Your goal
Each line below must be set down exactly; omit any image you find.

-- Extracted data start --

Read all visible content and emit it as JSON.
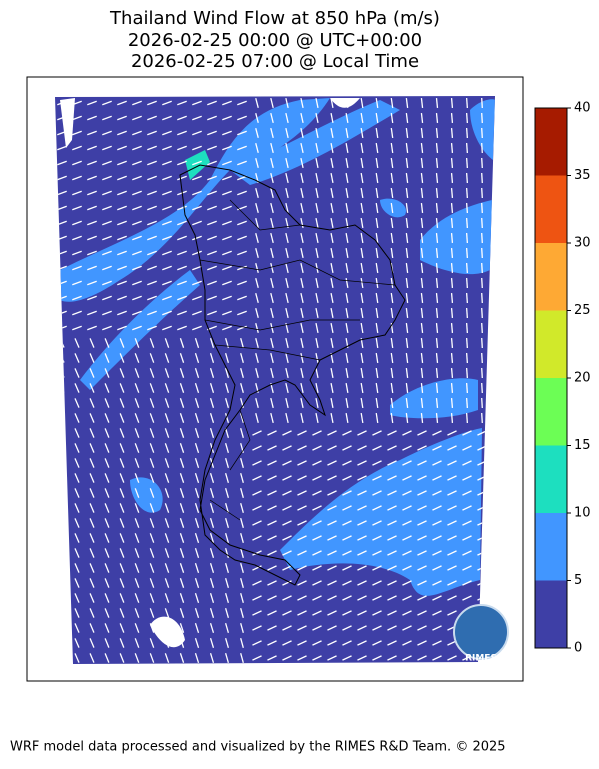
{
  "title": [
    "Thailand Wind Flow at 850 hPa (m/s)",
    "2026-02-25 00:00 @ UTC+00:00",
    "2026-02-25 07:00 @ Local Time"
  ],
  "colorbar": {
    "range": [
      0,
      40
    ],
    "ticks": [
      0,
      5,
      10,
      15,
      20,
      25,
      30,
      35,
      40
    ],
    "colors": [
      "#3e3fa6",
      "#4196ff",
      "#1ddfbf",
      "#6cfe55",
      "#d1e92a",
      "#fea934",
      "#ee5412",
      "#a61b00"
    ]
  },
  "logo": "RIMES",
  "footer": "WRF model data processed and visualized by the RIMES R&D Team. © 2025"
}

-- Extracted data end --

Full output
Read all visible content and emit it as JSON.
{
  "title": [
    "Thailand Wind Flow at 850 hPa (m/s)",
    "2026-02-25 00:00 @ UTC+00:00",
    "2026-02-25 07:00 @ Local Time"
  ],
  "colorbar": {
    "range": [
      0,
      40
    ],
    "ticks": [
      0,
      5,
      10,
      15,
      20,
      25,
      30,
      35,
      40
    ],
    "colors": [
      "#3e3fa6",
      "#4196ff",
      "#1ddfbf",
      "#6cfe55",
      "#d1e92a",
      "#fea934",
      "#ee5412",
      "#a61b00"
    ]
  },
  "logo": "RIMES",
  "footer": "WRF model data processed and visualized by the RIMES R&D Team. © 2025"
}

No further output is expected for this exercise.